+++ Data to process

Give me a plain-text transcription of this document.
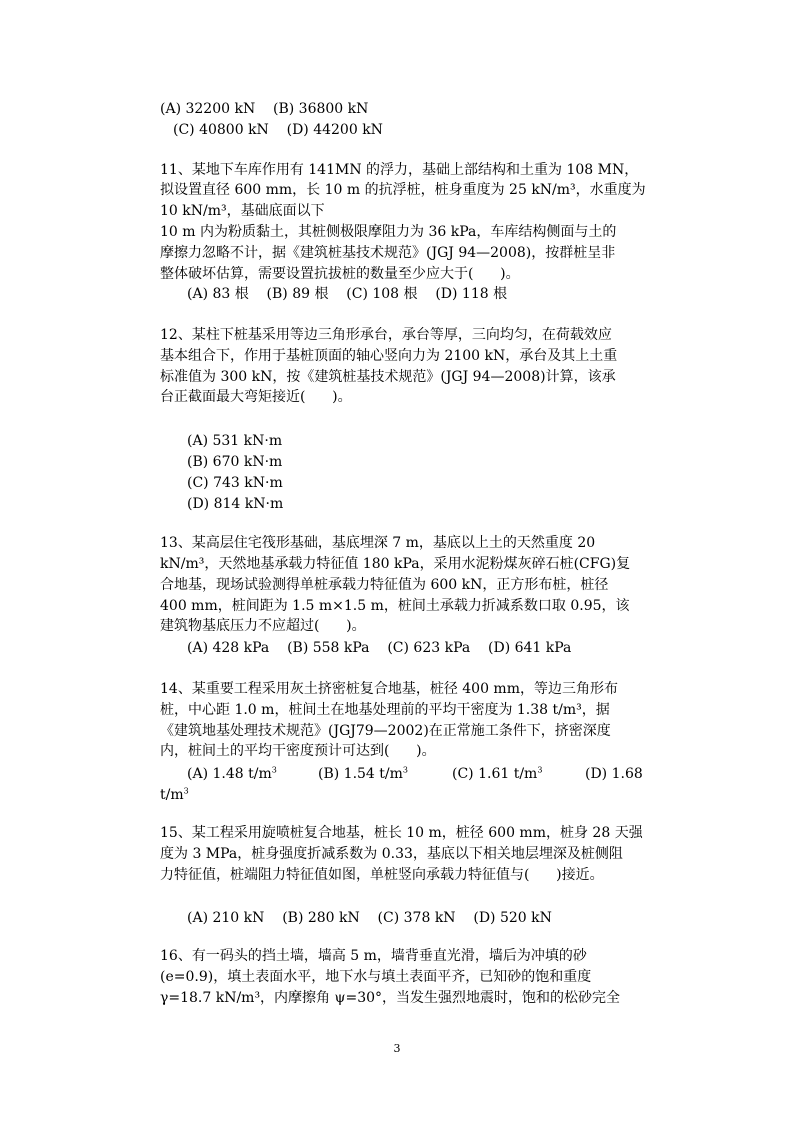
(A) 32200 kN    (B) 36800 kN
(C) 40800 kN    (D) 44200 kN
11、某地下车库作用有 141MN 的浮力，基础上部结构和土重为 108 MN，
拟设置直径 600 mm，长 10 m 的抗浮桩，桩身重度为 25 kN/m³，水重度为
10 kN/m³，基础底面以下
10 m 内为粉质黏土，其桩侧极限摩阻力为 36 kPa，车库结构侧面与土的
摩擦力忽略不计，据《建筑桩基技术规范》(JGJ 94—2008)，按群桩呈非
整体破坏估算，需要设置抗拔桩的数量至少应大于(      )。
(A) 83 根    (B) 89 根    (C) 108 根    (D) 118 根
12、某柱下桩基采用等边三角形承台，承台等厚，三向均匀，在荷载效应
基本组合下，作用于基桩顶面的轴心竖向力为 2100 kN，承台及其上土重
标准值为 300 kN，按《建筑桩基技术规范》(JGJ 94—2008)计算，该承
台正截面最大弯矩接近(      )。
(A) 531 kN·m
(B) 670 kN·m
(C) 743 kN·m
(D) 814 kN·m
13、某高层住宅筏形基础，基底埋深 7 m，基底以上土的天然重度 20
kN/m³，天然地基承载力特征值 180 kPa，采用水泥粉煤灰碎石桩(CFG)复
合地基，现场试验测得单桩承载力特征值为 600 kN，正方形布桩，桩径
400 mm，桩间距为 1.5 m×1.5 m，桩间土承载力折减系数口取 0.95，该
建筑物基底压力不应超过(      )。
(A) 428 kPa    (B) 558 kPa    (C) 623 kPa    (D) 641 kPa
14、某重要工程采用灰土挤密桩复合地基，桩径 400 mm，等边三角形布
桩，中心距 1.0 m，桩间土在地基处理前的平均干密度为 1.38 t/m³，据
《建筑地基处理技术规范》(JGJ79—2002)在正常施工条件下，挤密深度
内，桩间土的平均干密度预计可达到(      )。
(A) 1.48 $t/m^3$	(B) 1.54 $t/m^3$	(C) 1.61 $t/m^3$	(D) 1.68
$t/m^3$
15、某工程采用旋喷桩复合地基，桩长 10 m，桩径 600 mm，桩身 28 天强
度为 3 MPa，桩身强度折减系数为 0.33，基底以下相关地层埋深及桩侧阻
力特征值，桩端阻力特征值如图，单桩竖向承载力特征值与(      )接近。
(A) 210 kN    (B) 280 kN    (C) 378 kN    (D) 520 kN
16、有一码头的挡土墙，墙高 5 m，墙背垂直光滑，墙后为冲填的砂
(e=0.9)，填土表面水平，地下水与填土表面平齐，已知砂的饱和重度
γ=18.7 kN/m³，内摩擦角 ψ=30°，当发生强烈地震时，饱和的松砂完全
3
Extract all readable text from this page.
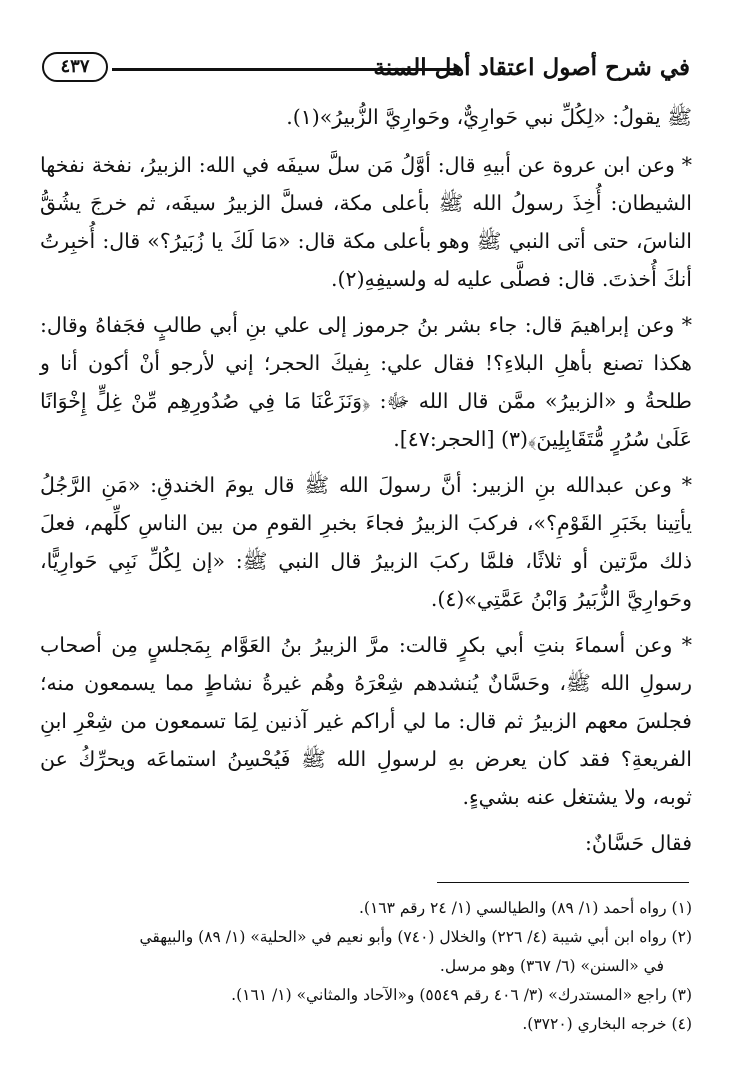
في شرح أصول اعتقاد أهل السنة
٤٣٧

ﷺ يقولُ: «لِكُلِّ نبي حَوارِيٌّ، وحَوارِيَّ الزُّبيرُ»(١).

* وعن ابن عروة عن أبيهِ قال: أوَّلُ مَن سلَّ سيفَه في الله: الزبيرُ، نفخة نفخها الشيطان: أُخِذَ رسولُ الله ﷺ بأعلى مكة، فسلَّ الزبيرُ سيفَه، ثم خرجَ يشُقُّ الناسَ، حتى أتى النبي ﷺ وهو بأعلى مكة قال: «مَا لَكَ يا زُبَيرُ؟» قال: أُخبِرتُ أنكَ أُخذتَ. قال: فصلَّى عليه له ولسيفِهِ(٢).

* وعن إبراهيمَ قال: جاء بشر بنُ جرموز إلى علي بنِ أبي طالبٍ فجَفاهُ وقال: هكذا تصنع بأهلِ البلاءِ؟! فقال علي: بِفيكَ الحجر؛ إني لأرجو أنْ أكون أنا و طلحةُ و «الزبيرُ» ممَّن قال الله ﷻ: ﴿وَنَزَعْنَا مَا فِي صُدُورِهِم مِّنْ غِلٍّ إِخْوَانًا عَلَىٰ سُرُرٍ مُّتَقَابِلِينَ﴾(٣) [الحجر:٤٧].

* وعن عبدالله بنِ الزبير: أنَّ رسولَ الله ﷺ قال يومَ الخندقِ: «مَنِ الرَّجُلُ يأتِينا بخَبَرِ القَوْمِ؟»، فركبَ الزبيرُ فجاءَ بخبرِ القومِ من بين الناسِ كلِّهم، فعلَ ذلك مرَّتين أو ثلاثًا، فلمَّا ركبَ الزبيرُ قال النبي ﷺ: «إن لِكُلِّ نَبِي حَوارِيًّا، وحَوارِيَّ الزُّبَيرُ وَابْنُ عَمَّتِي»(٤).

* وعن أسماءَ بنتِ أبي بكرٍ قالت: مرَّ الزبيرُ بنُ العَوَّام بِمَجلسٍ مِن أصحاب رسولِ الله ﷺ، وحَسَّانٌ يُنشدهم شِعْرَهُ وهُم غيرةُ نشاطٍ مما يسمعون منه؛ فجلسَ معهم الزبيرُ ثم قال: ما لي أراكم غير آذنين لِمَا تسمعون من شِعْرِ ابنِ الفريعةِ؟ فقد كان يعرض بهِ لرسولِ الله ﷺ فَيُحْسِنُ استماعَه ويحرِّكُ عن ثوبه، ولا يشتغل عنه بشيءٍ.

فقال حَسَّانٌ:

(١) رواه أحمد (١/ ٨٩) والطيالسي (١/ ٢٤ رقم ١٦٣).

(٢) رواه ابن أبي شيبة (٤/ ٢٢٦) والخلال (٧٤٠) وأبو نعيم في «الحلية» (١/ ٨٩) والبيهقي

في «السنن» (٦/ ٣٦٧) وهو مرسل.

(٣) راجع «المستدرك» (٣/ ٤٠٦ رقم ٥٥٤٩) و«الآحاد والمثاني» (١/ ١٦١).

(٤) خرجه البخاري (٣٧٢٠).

++++++
+++ Data to process

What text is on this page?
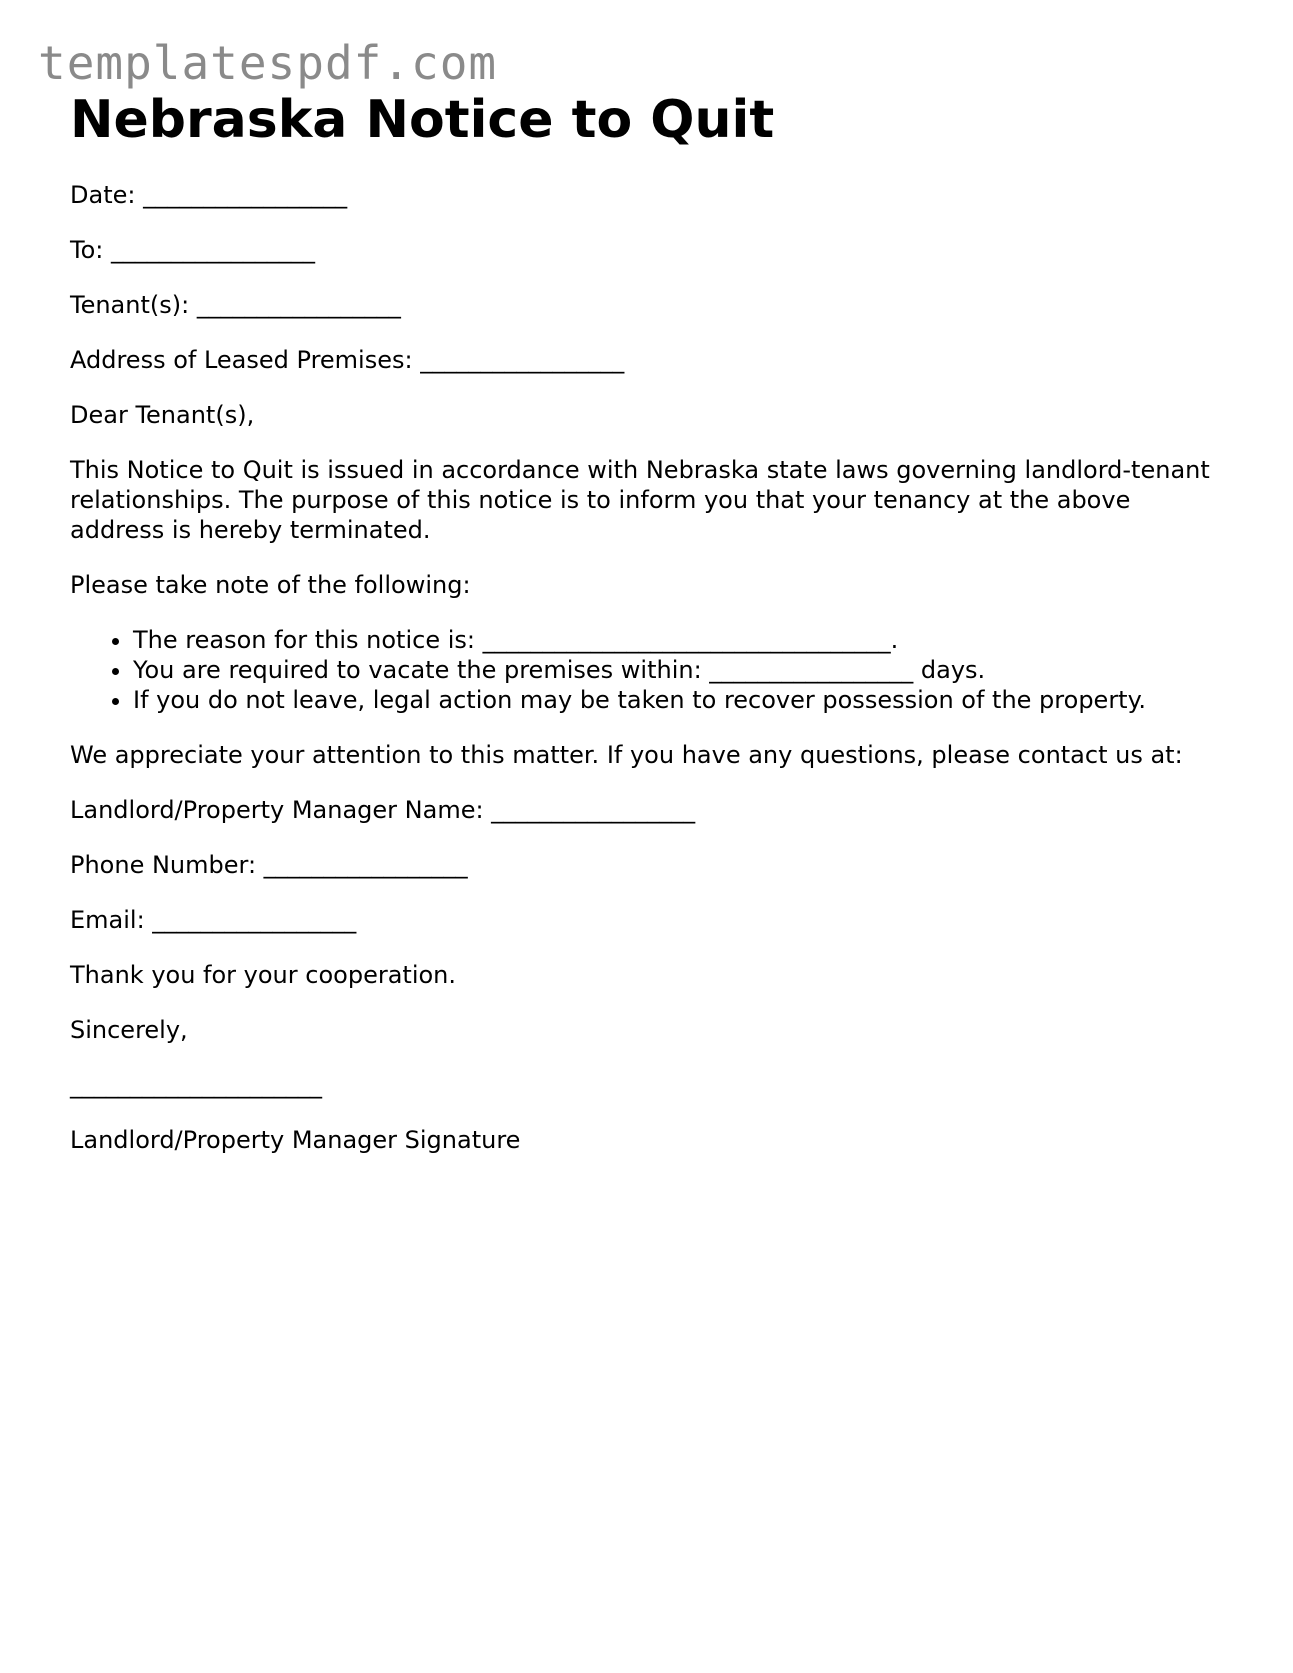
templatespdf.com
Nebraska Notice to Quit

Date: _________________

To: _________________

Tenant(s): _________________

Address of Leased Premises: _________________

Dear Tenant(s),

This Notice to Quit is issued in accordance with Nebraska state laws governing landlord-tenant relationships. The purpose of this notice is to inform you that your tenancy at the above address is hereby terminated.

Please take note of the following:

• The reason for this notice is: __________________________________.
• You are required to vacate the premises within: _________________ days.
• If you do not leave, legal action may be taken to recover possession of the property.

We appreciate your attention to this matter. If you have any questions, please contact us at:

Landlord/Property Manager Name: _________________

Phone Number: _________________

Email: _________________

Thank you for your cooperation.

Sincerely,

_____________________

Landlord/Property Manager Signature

++++++

**Given problem:** Point out every line holding the string "رسول" and copy it.

**Exercise response:**
* وعن ابن عروة عن أبيهِ قال: أوَّلُ مَن سلَّ سيفَه في الله: الزبيرُ، نفخة نفخها الشيطان: أُخِذَ رسولُ الله ﷺ بأعلى مكة، فسلَّ الزبيرُ سيفَه، ثم خرجَ يشُقُّ الناسَ، حتى أتى النبي ﷺ وهو بأعلى مكة قال: «مَا لَكَ يا زُبَيرُ؟» قال: أُخبِرتُ أنكَ أُخذتَ. قال: فصلَّى عليه له ولسيفِهِ(٢).
* وعن عبدالله بنِ الزبير: أنَّ رسولَ الله ﷺ قال يومَ الخندقِ: «مَنِ الرَّجُلُ يأتِينا بخَبَرِ القَوْمِ؟»، فركبَ الزبيرُ فجاءَ بخبرِ القومِ من بين الناسِ كلِّهم، فعلَ ذلك مرَّتين أو ثلاثًا، فلمَّا ركبَ الزبيرُ قال النبي ﷺ: «إن لِكُلِّ نَبِي حَوارِيًّا، وحَوارِيَّ الزُّبَيرُ وَابْنُ عَمَّتِي»(٤).
* وعن أسماءَ بنتِ أبي بكرٍ قالت: مرَّ الزبيرُ بنُ العَوَّام بِمَجلسٍ مِن أصحاب رسولِ الله ﷺ، وحَسَّانٌ يُنشدهم شِعْرَهُ وهُم غيرةُ نشاطٍ مما يسمعون منه؛ فجلسَ معهم الزبيرُ ثم قال: ما لي أراكم غير آذنين لِمَا تسمعون من شِعْرِ ابنِ الفريعةِ؟ فقد كان يعرض بهِ لرسولِ الله ﷺ فَيُحْسِنُ استماعَه ويحرِّكُ عن ثوبه، ولا يشتغل عنه بشيءٍ.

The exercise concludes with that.